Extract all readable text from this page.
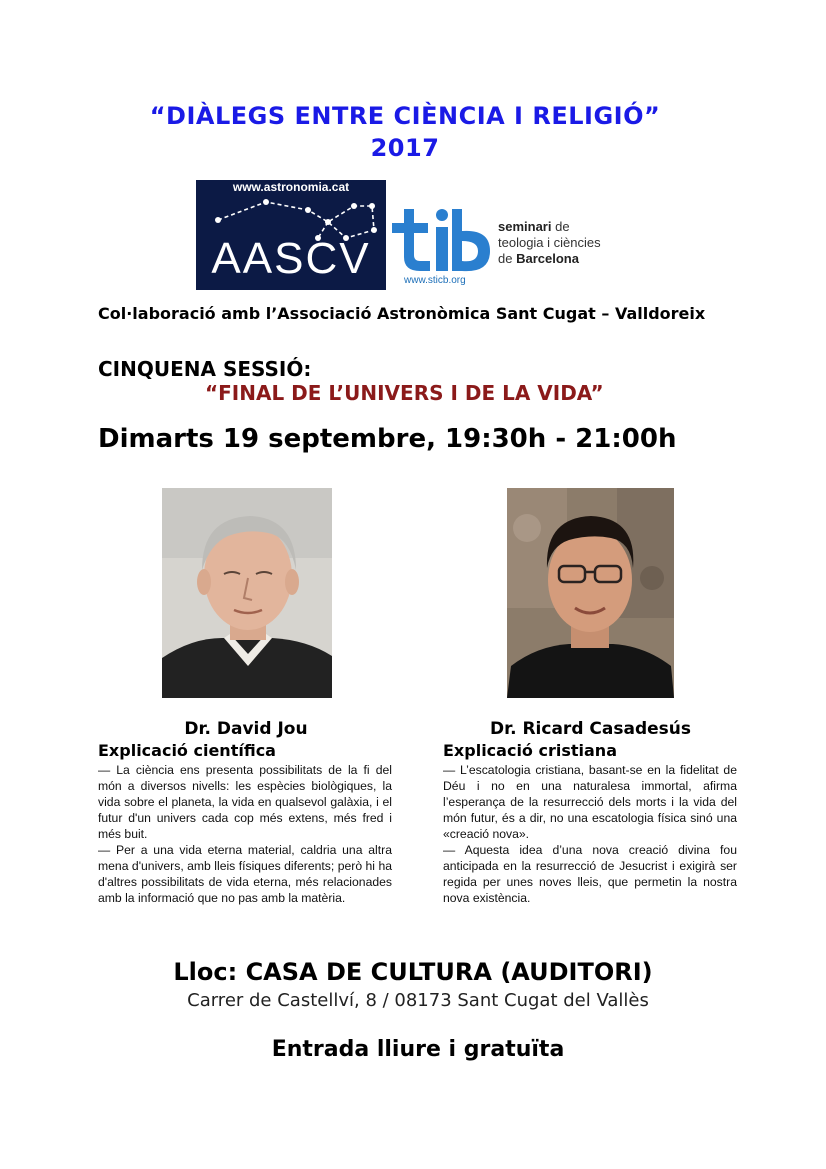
“DIÀLEGS ENTRE CIÈNCIA I RELIGIÓ”
2017
www.astronomia.cat
AASCV	www.sticb.org
seminari de
teologia i ciències
de Barcelona
Col·laboració amb l’Associació Astronòmica Sant Cugat – Valldoreix
CINQUENA SESSIÓ:
“FINAL DE L’UNIVERS I DE LA VIDA”
Dimarts 19 septembre, 19:30h - 21:00h
Dr. David Jou
Explicació científica

— La ciència ens presenta possibilitats de la fi del món a diversos nivells: les espècies biològiques, la vida sobre el planeta, la vida en qualsevol galàxia, i el futur d'un univers cada cop més extens, més fred i més buit.

— Per a una vida eterna material, caldria una altra mena d'univers, amb lleis físiques diferents; però hi ha d'altres possibilitats de vida eterna, més relacionades amb la informació que no pas amb la matèria.

Dr. Ricard Casadesús
Explicació cristiana

— L’escatologia cristiana, basant-se en la fidelitat de Déu i no en una naturalesa immortal, afirma l’esperança de la resurrecció dels morts i la vida del món futur, és a dir, no una escatologia física sinó una «creació nova».

— Aquesta idea d’una nova creació divina fou anticipada en la resurrecció de Jesucrist i exigirà ser regida per unes noves lleis, que permetin la nostra nova existència.

Lloc: CASA DE CULTURA (AUDITORI)
Carrer de Castellví, 8 / 08173 Sant Cugat del Vallès
Entrada lliure i gratuïta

******************************

> **Direction**
Write out each line again precisely as it appears, skipping every picture.

> **Result**
Extract all readable text from this page.
“DIÀLEGS ENTRE CIÈNCIA I RELIGIÓ”
2017
www.astronomia.cat
AASCV	www.sticb.org
seminari de
teologia i ciències
de Barcelona
Col·laboració amb l’Associació Astronòmica Sant Cugat – Valldoreix
CINQUENA SESSIÓ:
“FINAL DE L’UNIVERS I DE LA VIDA”
Dimarts 19 septembre, 19:30h - 21:00h
Dr. David Jou
Explicació científica

— La ciència ens presenta possibilitats de la fi del món a diversos nivells: les espècies biològiques, la vida sobre el planeta, la vida en qualsevol galàxia, i el futur d'un univers cada cop més extens, més fred i més buit.

— Per a una vida eterna material, caldria una altra mena d'univers, amb lleis físiques diferents; però hi ha d'altres possibilitats de vida eterna, més relacionades amb la informació que no pas amb la matèria.

Dr. Ricard Casadesús
Explicació cristiana

— L’escatologia cristiana, basant-se en la fidelitat de Déu i no en una naturalesa immortal, afirma l’esperança de la resurrecció dels morts i la vida del món futur, és a dir, no una escatologia física sinó una «creació nova».

— Aquesta idea d’una nova creació divina fou anticipada en la resurrecció de Jesucrist i exigirà ser regida per unes noves lleis, que permetin la nostra nova existència.

Lloc: CASA DE CULTURA (AUDITORI)
Carrer de Castellví, 8 / 08173 Sant Cugat del Vallès
Entrada lliure i gratuïta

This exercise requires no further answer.